Retype the whole listing, please, keeping every line exact and dropping the pictures.

Data for this task:
━━━━
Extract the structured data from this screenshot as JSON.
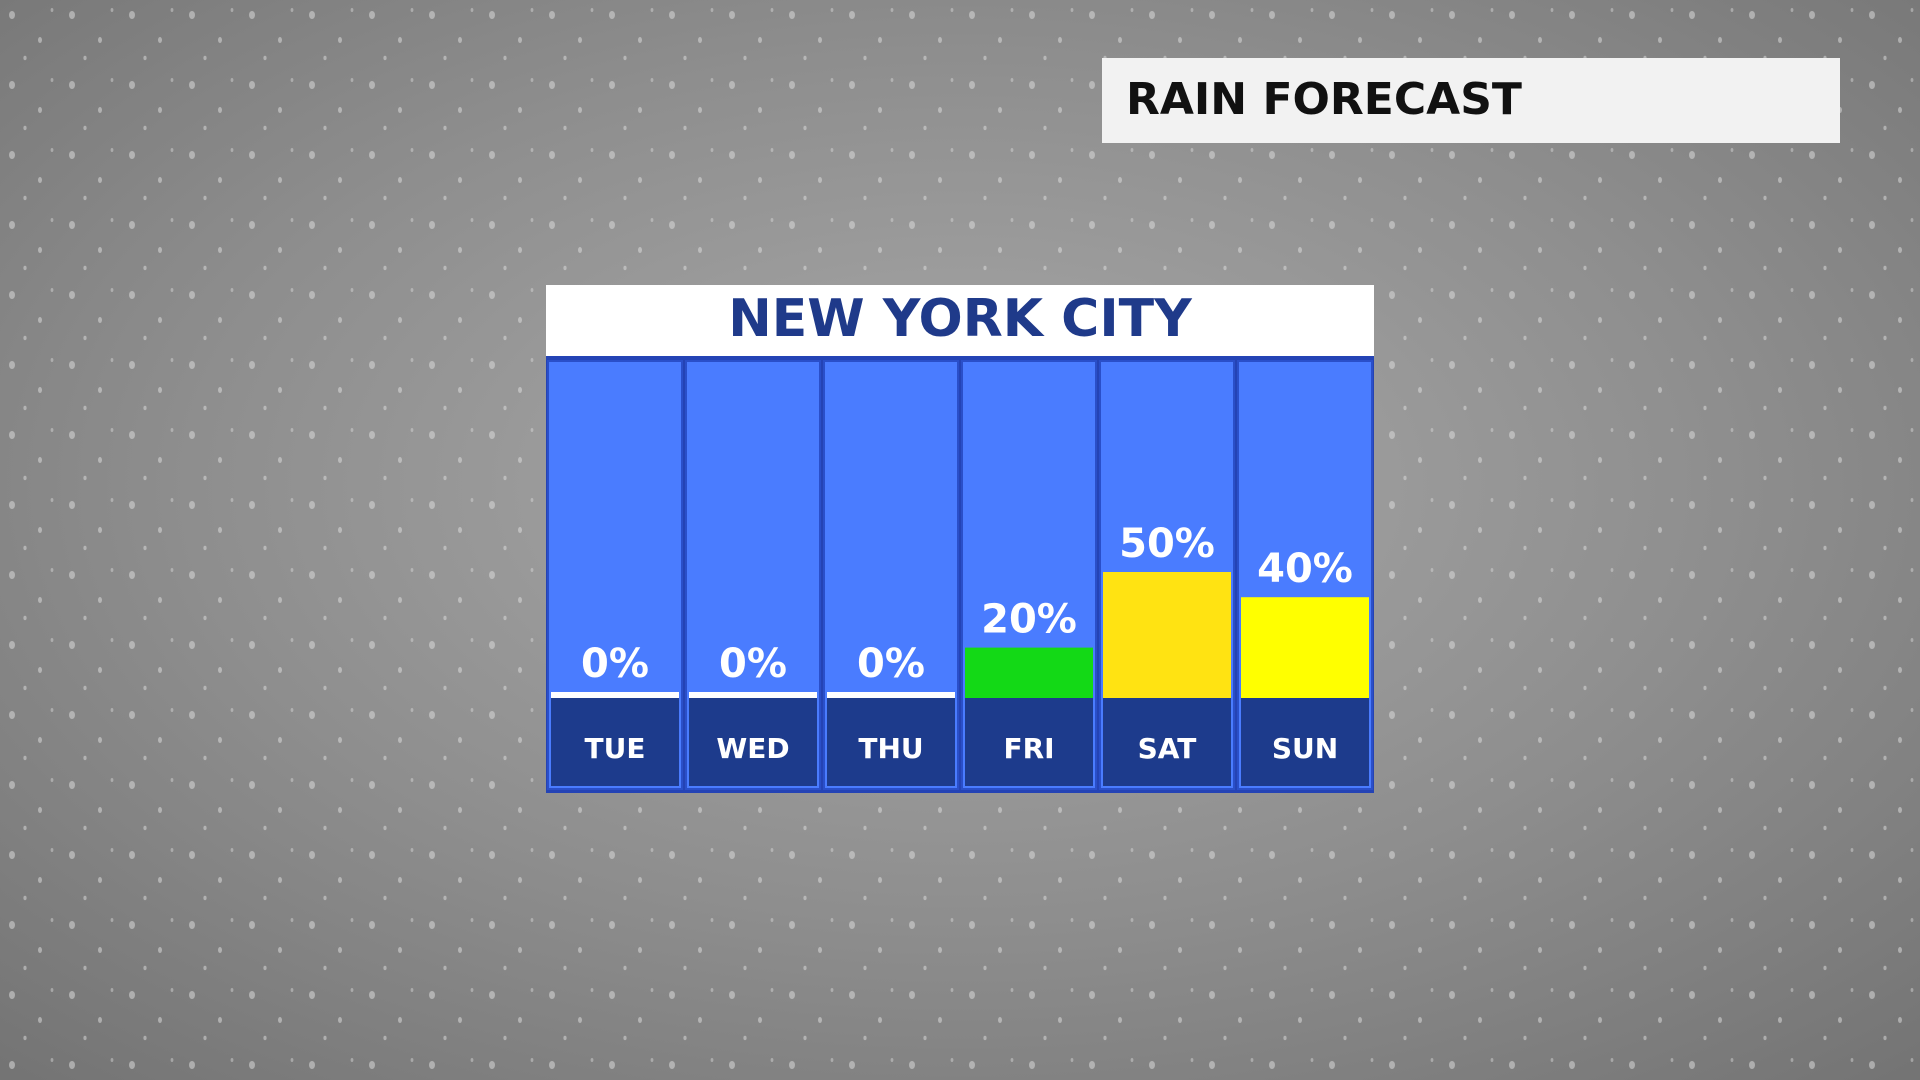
{
  "header": {
    "title": "RAIN FORECAST"
  },
  "chart_data": {
    "type": "bar",
    "title": "NEW YORK CITY",
    "categories": [
      "TUE",
      "WED",
      "THU",
      "FRI",
      "SAT",
      "SUN"
    ],
    "values": [
      0,
      0,
      0,
      20,
      50,
      40
    ],
    "value_labels": [
      "0%",
      "0%",
      "0%",
      "20%",
      "50%",
      "40%"
    ],
    "colors": [
      "#ffffff",
      "#ffffff",
      "#ffffff",
      "#13d916",
      "#ffe312",
      "#ffff00"
    ]
  }
}
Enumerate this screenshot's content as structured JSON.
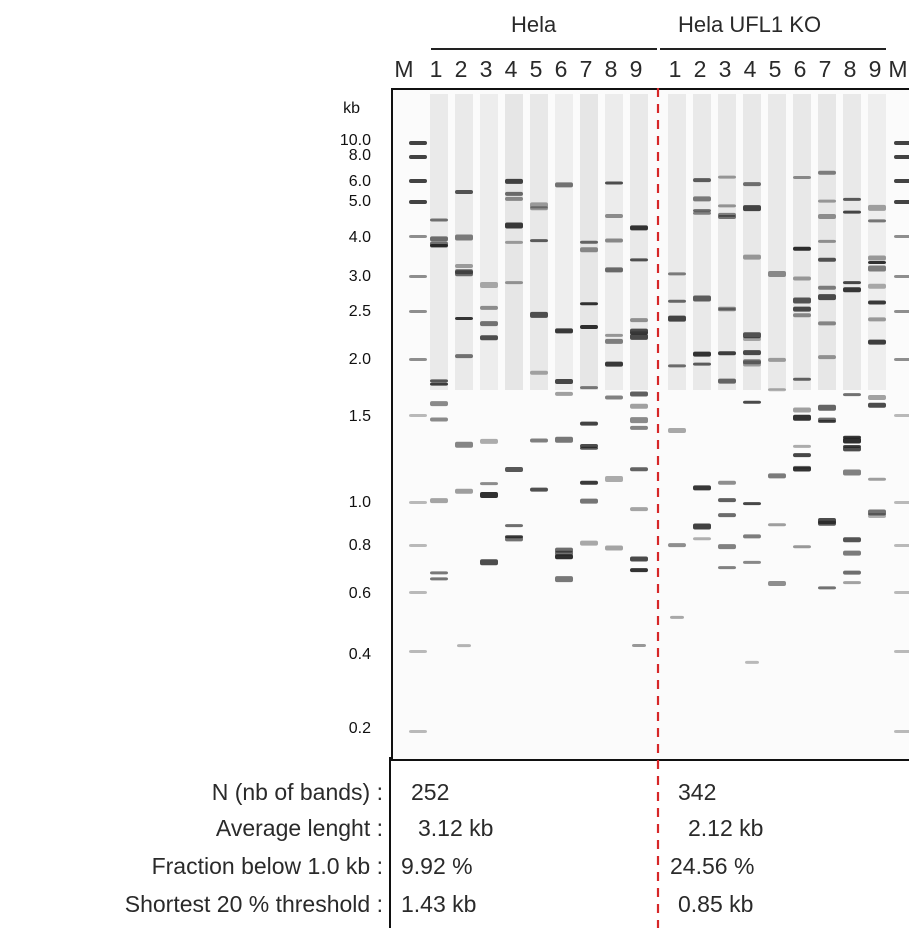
{
  "groups": [
    {
      "label": "Hela"
    },
    {
      "label": "Hela UFL1 KO"
    }
  ],
  "lane_labels": [
    "M",
    "1",
    "2",
    "3",
    "4",
    "5",
    "6",
    "7",
    "8",
    "9",
    "1",
    "2",
    "3",
    "4",
    "5",
    "6",
    "7",
    "8",
    "9",
    "M"
  ],
  "marker_unit": "kb",
  "markers": [
    "10.0",
    "8.0",
    "6.0",
    "5.0",
    "4.0",
    "3.0",
    "2.5",
    "2.0",
    "1.5",
    "1.0",
    "0.8",
    "0.6",
    "0.4",
    "0.2"
  ],
  "stats": {
    "labels": [
      "N (nb of bands) :",
      "Average lenght :",
      "Fraction below 1.0 kb :",
      "Shortest 20 % threshold :"
    ],
    "hela": [
      "252",
      "3.12 kb",
      "9.92 %",
      "1.43 kb"
    ],
    "ko": [
      "342",
      "2.12 kb",
      "24.56 %",
      "0.85 kb"
    ]
  },
  "colors": {
    "divider": "#d62728",
    "band": "#222222",
    "frame": "#111111"
  }
}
━━━━
Exercise solution:
Extract the structured data from this screenshot as JSON.
{
  "header": {
    "title": "RAIN FORECAST"
  },
  "chart_data": {
    "type": "bar",
    "title": "NEW YORK CITY",
    "categories": [
      "TUE",
      "WED",
      "THU",
      "FRI",
      "SAT",
      "SUN"
    ],
    "values": [
      0,
      0,
      0,
      20,
      50,
      40
    ],
    "value_labels": [
      "0%",
      "0%",
      "0%",
      "20%",
      "50%",
      "40%"
    ],
    "colors": [
      "#ffffff",
      "#ffffff",
      "#ffffff",
      "#13d916",
      "#ffe312",
      "#ffff00"
    ]
  }
}
Enumerate this screenshot's content as structured JSON.
{
  "groups": [
    {
      "label": "Hela"
    },
    {
      "label": "Hela UFL1 KO"
    }
  ],
  "lane_labels": [
    "M",
    "1",
    "2",
    "3",
    "4",
    "5",
    "6",
    "7",
    "8",
    "9",
    "1",
    "2",
    "3",
    "4",
    "5",
    "6",
    "7",
    "8",
    "9",
    "M"
  ],
  "marker_unit": "kb",
  "markers": [
    "10.0",
    "8.0",
    "6.0",
    "5.0",
    "4.0",
    "3.0",
    "2.5",
    "2.0",
    "1.5",
    "1.0",
    "0.8",
    "0.6",
    "0.4",
    "0.2"
  ],
  "stats": {
    "labels": [
      "N (nb of bands) :",
      "Average lenght :",
      "Fraction below 1.0 kb :",
      "Shortest 20 % threshold :"
    ],
    "hela": [
      "252",
      "3.12 kb",
      "9.92 %",
      "1.43 kb"
    ],
    "ko": [
      "342",
      "2.12 kb",
      "24.56 %",
      "0.85 kb"
    ]
  },
  "colors": {
    "divider": "#d62728",
    "band": "#222222",
    "frame": "#111111"
  }
}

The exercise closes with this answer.